▶ **Exercise**
Collect each line containing "here".

▶ **Raw records**
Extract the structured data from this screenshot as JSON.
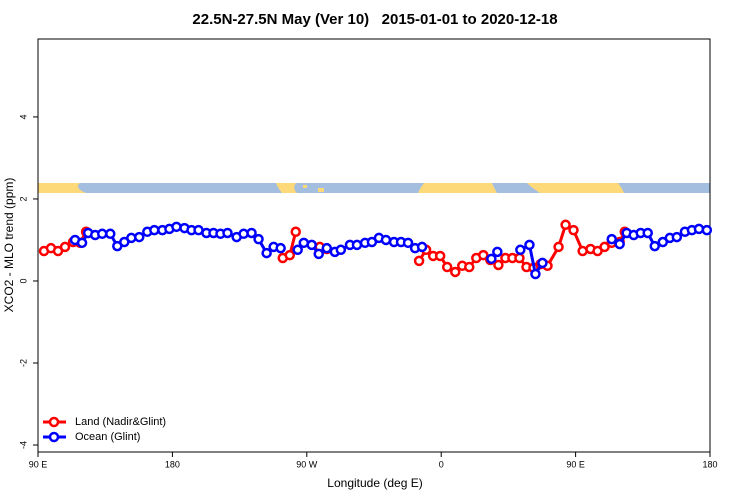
{
  "chart_data": {
    "type": "line",
    "title": "22.5N-27.5N May (Ver 10)   2015-01-01 to 2020-12-18",
    "xlabel": "Longitude (deg E)",
    "ylabel": "XCO2 - MLO trend (ppm)",
    "xlim": [
      90,
      540
    ],
    "ylim": [
      -4.17,
      5.9
    ],
    "xticks": [
      {
        "value": 90,
        "label": "90 E"
      },
      180,
      {
        "value": 270,
        "label": "90 W"
      },
      {
        "value": 360,
        "label": "0"
      },
      {
        "value": 450,
        "label": "90 E"
      },
      {
        "value": 540,
        "label": "180"
      }
    ],
    "yticks": [
      -4,
      -2,
      0,
      2,
      4
    ],
    "legend": "bottomleft",
    "series": [
      {
        "name": "Land (Nadir&Glint)",
        "color": "#ff0000",
        "x": [
          94.0,
          98.7,
          103.4,
          108.1,
          113.5,
          118.2,
          122.2,
          188,
          253.9,
          258.6,
          262.6,
          270,
          278.7,
          283.4,
          315,
          345.2,
          349.9,
          354.6,
          359.3,
          364.0,
          369.4,
          374.1,
          378.8,
          383.5,
          388.2,
          392.9,
          398.3,
          403.0,
          407.7,
          412.4,
          417.1,
          421.8,
          426.5,
          431.2,
          438.6,
          443.3,
          448.6,
          454.7,
          460.0,
          464.7,
          469.4,
          474.2,
          479.5,
          482.9
        ],
        "values": [
          0.73,
          0.8,
          0.73,
          0.83,
          0.95,
          0.93,
          1.2,
          null,
          0.56,
          0.63,
          1.2,
          null,
          0.83,
          0.78,
          null,
          0.49,
          0.76,
          0.61,
          0.61,
          0.34,
          0.22,
          0.37,
          0.34,
          0.56,
          0.63,
          0.51,
          0.39,
          0.56,
          0.56,
          0.56,
          0.34,
          0.32,
          0.41,
          0.37,
          0.83,
          1.37,
          1.24,
          0.73,
          0.78,
          0.73,
          0.83,
          0.93,
          0.95,
          1.2
        ]
      },
      {
        "name": "Ocean (Glint)",
        "color": "#0000ff",
        "x": [
          114.8,
          119.5,
          123.6,
          128.3,
          133.0,
          138.4,
          143.1,
          147.8,
          152.5,
          157.8,
          163.2,
          167.9,
          173.3,
          178.0,
          182.7,
          188.1,
          192.8,
          197.5,
          202.8,
          207.5,
          212.2,
          216.9,
          223.0,
          227.7,
          233.0,
          237.7,
          243.1,
          247.8,
          252.5,
          257,
          263.9,
          268.0,
          273.3,
          278.0,
          283.4,
          288.8,
          292.8,
          298.9,
          303.6,
          309.0,
          313.6,
          318.3,
          323.0,
          328.4,
          333.1,
          337.8,
          342.5,
          347.2,
          370,
          393.6,
          397.6,
          405,
          413.0,
          419.1,
          423.1,
          427.8,
          450,
          474.2,
          479.5,
          484.2,
          488.9,
          493.6,
          498.3,
          503.0,
          508.4,
          513.1,
          517.8,
          523.2,
          527.9,
          532.6,
          537.9
        ],
        "values": [
          1.0,
          0.93,
          1.17,
          1.12,
          1.15,
          1.15,
          0.85,
          0.95,
          1.05,
          1.07,
          1.2,
          1.24,
          1.24,
          1.27,
          1.32,
          1.29,
          1.24,
          1.24,
          1.17,
          1.17,
          1.15,
          1.17,
          1.07,
          1.15,
          1.17,
          1.02,
          0.68,
          0.83,
          0.8,
          null,
          0.76,
          0.93,
          0.88,
          0.66,
          0.8,
          0.71,
          0.76,
          0.88,
          0.88,
          0.93,
          0.95,
          1.05,
          1.0,
          0.95,
          0.95,
          0.93,
          0.8,
          0.83,
          null,
          0.54,
          0.71,
          null,
          0.76,
          0.88,
          0.17,
          0.44,
          null,
          1.02,
          0.9,
          1.17,
          1.12,
          1.17,
          1.17,
          0.85,
          0.95,
          1.05,
          1.07,
          1.2,
          1.24,
          1.27,
          1.24
        ]
      }
    ]
  }
}
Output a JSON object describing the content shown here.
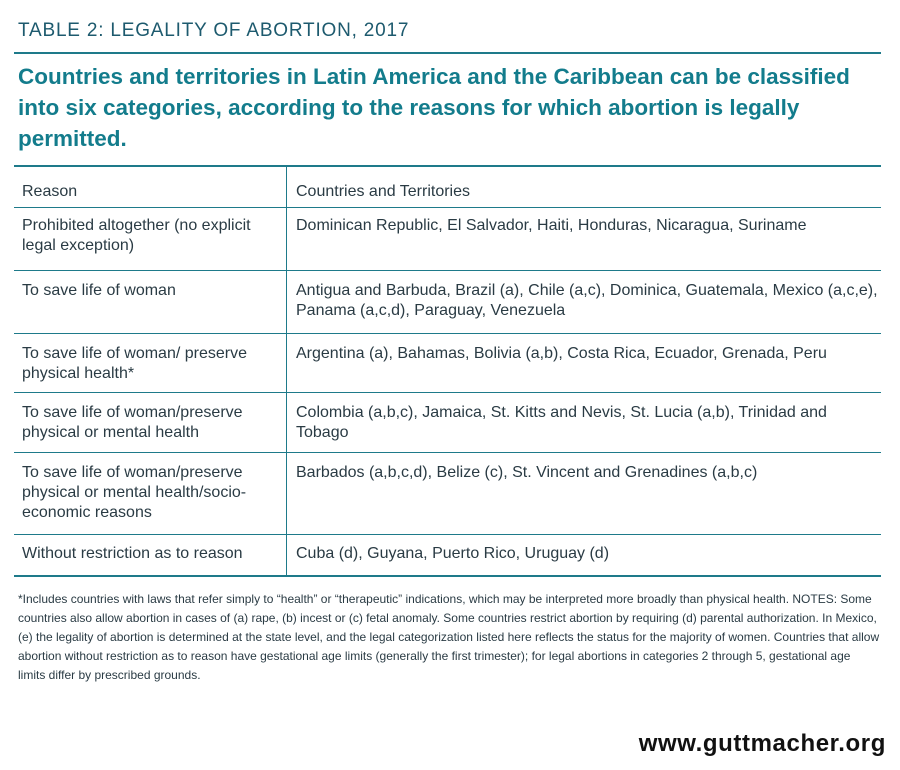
{
  "table_label": "TABLE 2: LEGALITY OF ABORTION, 2017",
  "headline": "Countries and territories in Latin America and the Caribbean can be classified into six categories, according to the reasons for which abortion is legally permitted.",
  "columns": {
    "reason": "Reason",
    "countries": "Countries and Territories"
  },
  "rows": [
    {
      "reason": "Prohibited altogether (no explicit legal exception)",
      "countries": "Dominican Republic, El Salvador, Haiti, Honduras, Nicaragua, Suriname"
    },
    {
      "reason": "To save life of woman",
      "countries": "Antigua and Barbuda, Brazil (a), Chile (a,c), Dominica, Guatemala, Mexico (a,c,e), Panama (a,c,d), Paraguay, Venezuela"
    },
    {
      "reason": "To save life of woman/ preserve physical health*",
      "countries": "Argentina (a), Bahamas, Bolivia (a,b), Costa Rica, Ecuador, Grenada, Peru"
    },
    {
      "reason": "To save life of woman/preserve physical or mental health",
      "countries": "Colombia (a,b,c), Jamaica, St. Kitts and Nevis, St. Lucia (a,b), Trinidad and Tobago"
    },
    {
      "reason": "To save life of woman/preserve physical or mental health/socio-economic reasons",
      "countries": "Barbados (a,b,c,d), Belize (c), St. Vincent and Grenadines (a,b,c)"
    },
    {
      "reason": "Without restriction as to reason",
      "countries": "Cuba (d), Guyana, Puerto Rico, Uruguay (d)"
    }
  ],
  "footnote": "*Includes countries with laws that refer simply to “health” or “therapeutic” indications, which may be interpreted more broadly than physical health. NOTES: Some countries also allow abortion in cases of (a) rape, (b) incest or (c) fetal anomaly. Some countries restrict abortion by requiring (d) parental authorization. In Mexico, (e) the legality of abortion is determined at the state level, and the legal categorization listed here reflects the status for the majority of women. Countries that allow abortion without restriction as to reason have gestational age limits (generally the first trimester); for legal abortions in categories 2 through 5, gestational age limits differ by prescribed grounds.",
  "website": "www.guttmacher.org"
}
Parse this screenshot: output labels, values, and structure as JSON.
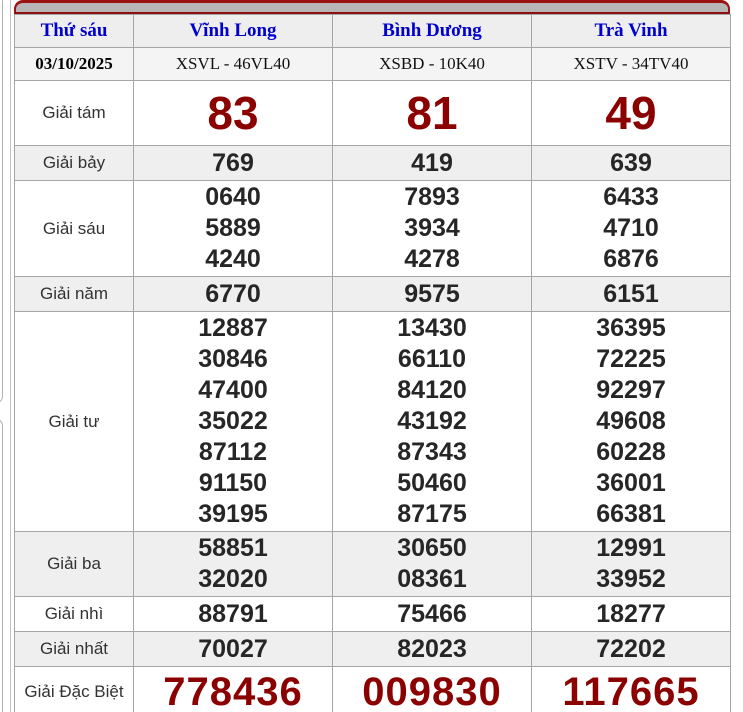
{
  "table": {
    "header": {
      "day": "Thứ sáu",
      "provinces": [
        "Vĩnh Long",
        "Bình Dương",
        "Trà Vinh"
      ]
    },
    "subheader": {
      "date": "03/10/2025",
      "codes": [
        "XSVL - 46VL40",
        "XSBD - 10K40",
        "XSTV - 34TV40"
      ]
    },
    "rows": [
      {
        "label": "Giải tám",
        "style": "eight",
        "shaded": false,
        "values": [
          [
            "83"
          ],
          [
            "81"
          ],
          [
            "49"
          ]
        ]
      },
      {
        "label": "Giải bảy",
        "style": "",
        "shaded": true,
        "values": [
          [
            "769"
          ],
          [
            "419"
          ],
          [
            "639"
          ]
        ]
      },
      {
        "label": "Giải sáu",
        "style": "",
        "shaded": false,
        "values": [
          [
            "0640",
            "5889",
            "4240"
          ],
          [
            "7893",
            "3934",
            "4278"
          ],
          [
            "6433",
            "4710",
            "6876"
          ]
        ]
      },
      {
        "label": "Giải năm",
        "style": "",
        "shaded": true,
        "values": [
          [
            "6770"
          ],
          [
            "9575"
          ],
          [
            "6151"
          ]
        ]
      },
      {
        "label": "Giải tư",
        "style": "",
        "shaded": false,
        "values": [
          [
            "12887",
            "30846",
            "47400",
            "35022",
            "87112",
            "91150",
            "39195"
          ],
          [
            "13430",
            "66110",
            "84120",
            "43192",
            "87343",
            "50460",
            "87175"
          ],
          [
            "36395",
            "72225",
            "92297",
            "49608",
            "60228",
            "36001",
            "66381"
          ]
        ]
      },
      {
        "label": "Giải ba",
        "style": "",
        "shaded": true,
        "values": [
          [
            "58851",
            "32020"
          ],
          [
            "30650",
            "08361"
          ],
          [
            "12991",
            "33952"
          ]
        ]
      },
      {
        "label": "Giải nhì",
        "style": "",
        "shaded": false,
        "values": [
          [
            "88791"
          ],
          [
            "75466"
          ],
          [
            "18277"
          ]
        ]
      },
      {
        "label": "Giải nhất",
        "style": "",
        "shaded": true,
        "values": [
          [
            "70027"
          ],
          [
            "82023"
          ],
          [
            "72202"
          ]
        ]
      },
      {
        "label": "Giải Đặc Biệt",
        "style": "special",
        "shaded": false,
        "values": [
          [
            "778436"
          ],
          [
            "009830"
          ],
          [
            "117665"
          ]
        ]
      }
    ]
  },
  "colors": {
    "accent_red": "#8b0000",
    "header_blue": "#0000cc",
    "bar_red": "#9b1212",
    "bar_gray": "#b6b6b6",
    "shaded_row": "#efefef",
    "grid_border": "#a6a6a6",
    "number_dark": "#262626",
    "footer_strip": "#f7ece6"
  }
}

▶ **Expected answer**
Output a JSON object describing the content shown here.
  "footnote": "*Includes countries with laws that refer simply to “health” or “therapeutic” indications, which may be interpreted more broadly than physical health. NOTES: Some countries also allow abortion in cases of (a) rape, (b) incest or (c) fetal anomaly. Some countries restrict abortion by requiring (d) parental authorization. In Mexico, (e) the legality of abortion is determined at the state level, and the legal categorization listed here reflects the status for the majority of women. Countries that allow abortion without restriction as to reason have gestational age limits (generally the first trimester); for legal abortions in categories 2 through 5, gestational age limits differ by prescribed grounds.",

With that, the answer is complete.